### YOUR INSTRUCTIONS
Collect all the lines that mention the word "eller".

* Begin SUPPLIED MATERIAL *

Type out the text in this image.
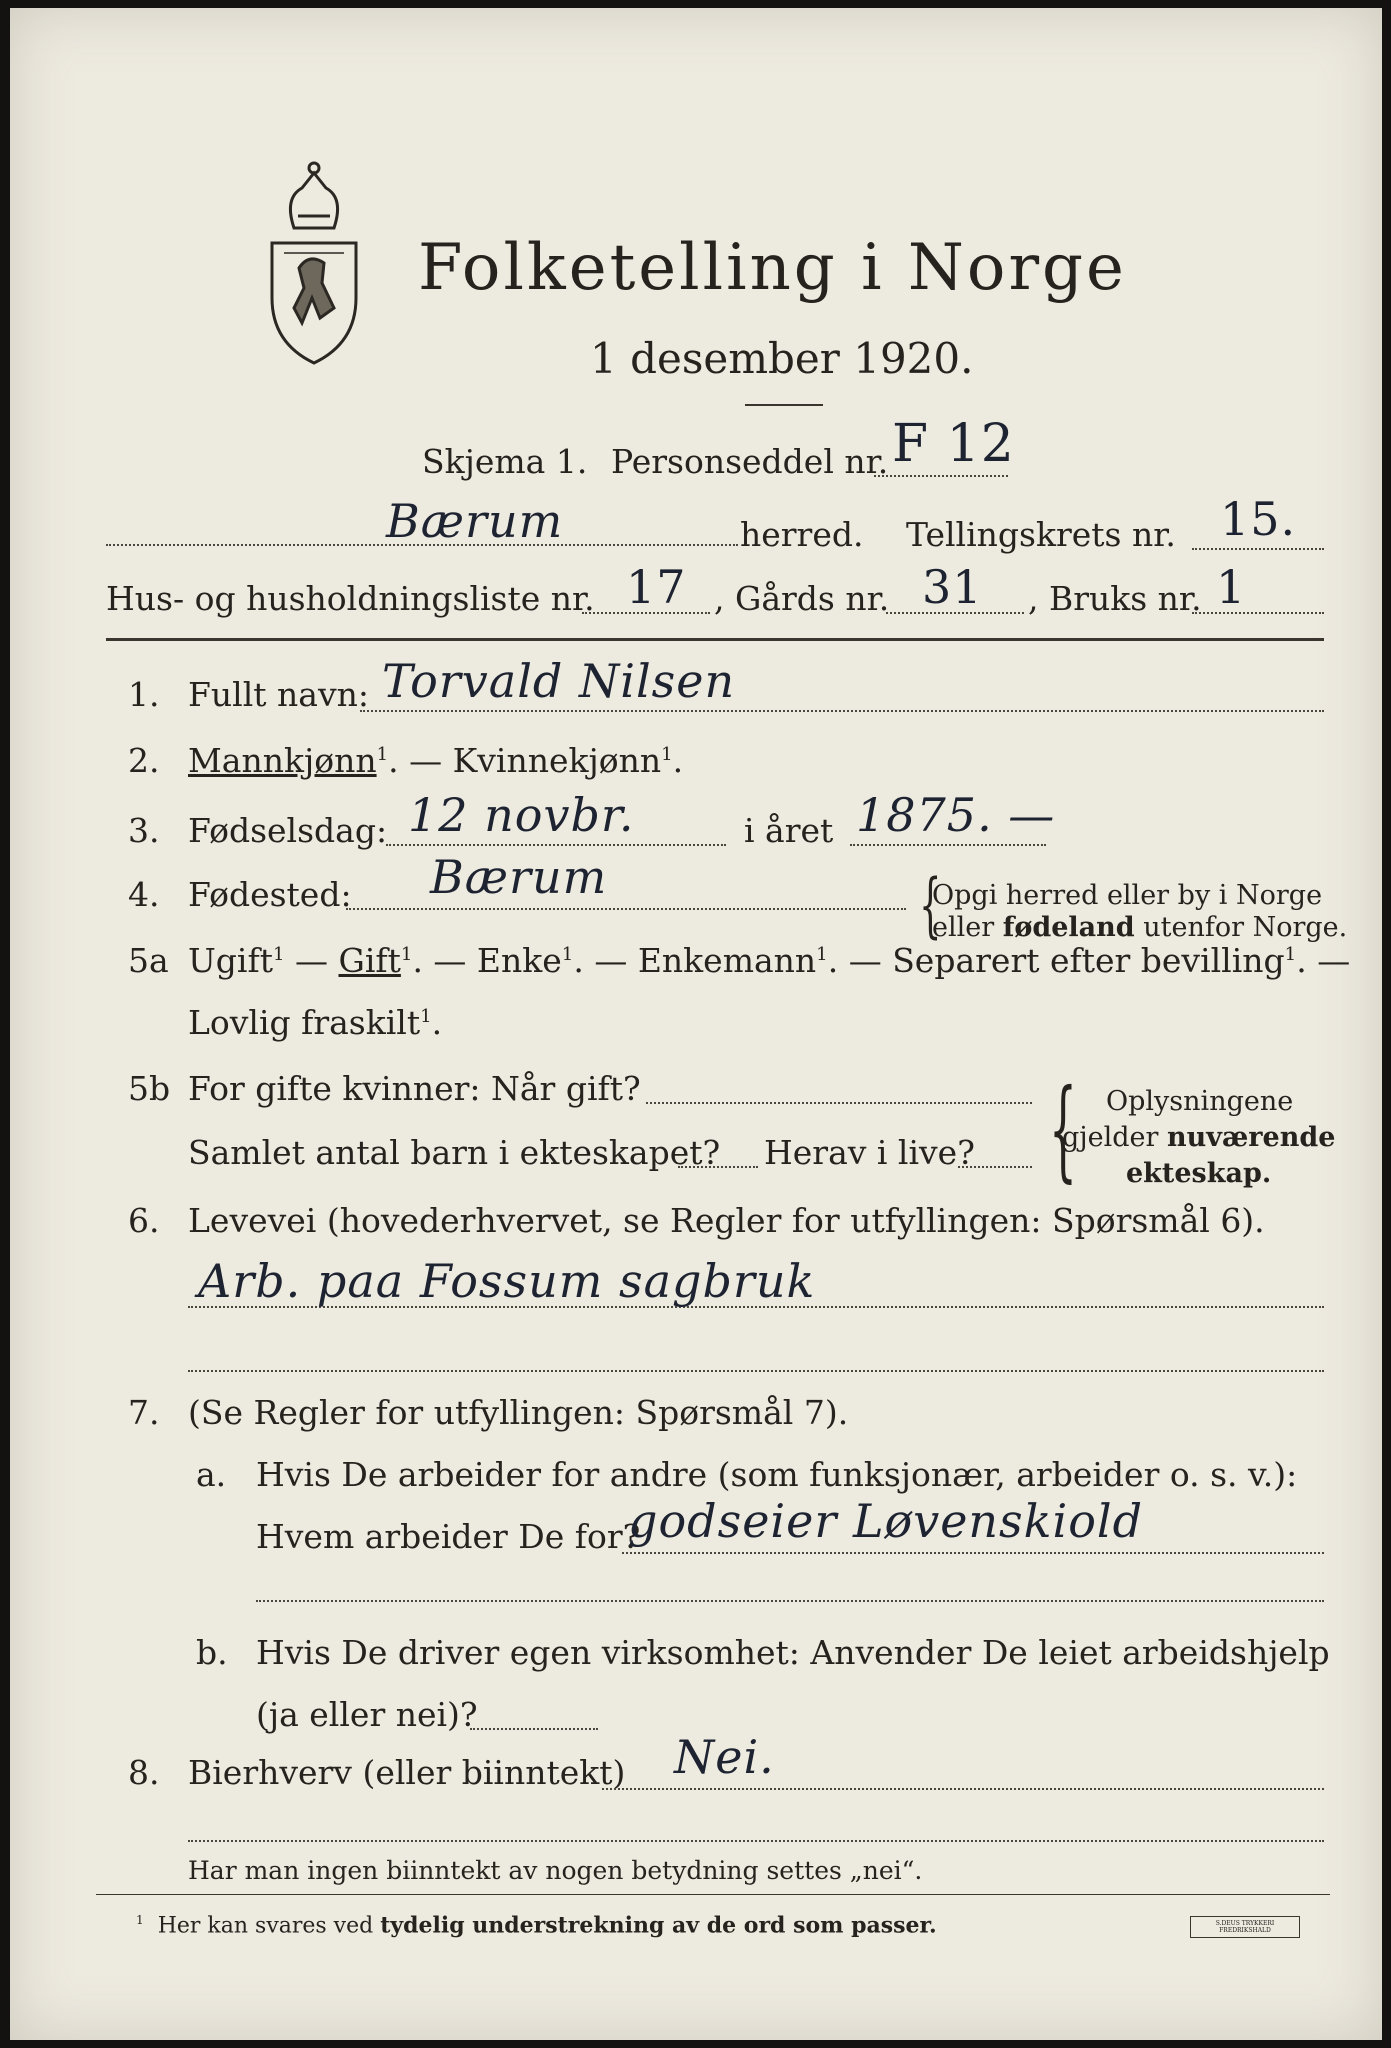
Folketelling i Norge
1 desember 1920.
Skjema 1. Personseddel nr. F 12
Bærum	herred. Tellingskrets nr. 15.
Hus- og husholdningsliste nr. 17 , Gårds nr. 31 , Bruks nr. 1
1. Fullt navn: Torvald Nilsen
2. Mannkjønn$^1$. — Kvinnekjønn$^1$.
3. Fødselsdag: 12 novbr.	i året 1875. —
4. Fødested: Bærum	{
Opgi herred eller by i Norge
eller fødeland utenfor Norge.
5a Ugift$^1$ — Gift$^1$. — Enke$^1$. — Enkemann$^1$. — Separert efter bevilling$^1$. —
Lovlig fraskilt$^1$.
5b For gifte kvinner: Når gift?
Samlet antal barn i ekteskapet? Herav i live? { Oplysningene
gjelder nuværende
ekteskap.
6. Levevei (hovederhvervet, se Regler for utfyllingen: Spørsmål 6).
Arb. paa Fossum sagbruk
7. (Se Regler for utfyllingen: Spørsmål 7).
a. Hvis De arbeider for andre (som funksjonær, arbeider o. s. v.):
Hvem arbeider De for?
godseier Løvenskiold
b. Hvis De driver egen virksomhet: Anvender De leiet arbeidshjelp
(ja eller nei)?
8. Bierhverv (eller biinntekt) Nei.
Har man ingen biinntekt av nogen betydning settes „nei“.
$^1$ Her kan svares ved tydelig understrekning av de ord som passer.	S.DEUS TRYKKERI FREDRIKSHALD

* End SUPPLIED MATERIAL *

### TASK RESULT
Opgi herred eller by i Norge
eller fødeland utenfor Norge.
(ja eller nei)?
8. Bierhverv (eller biinntekt) Nei.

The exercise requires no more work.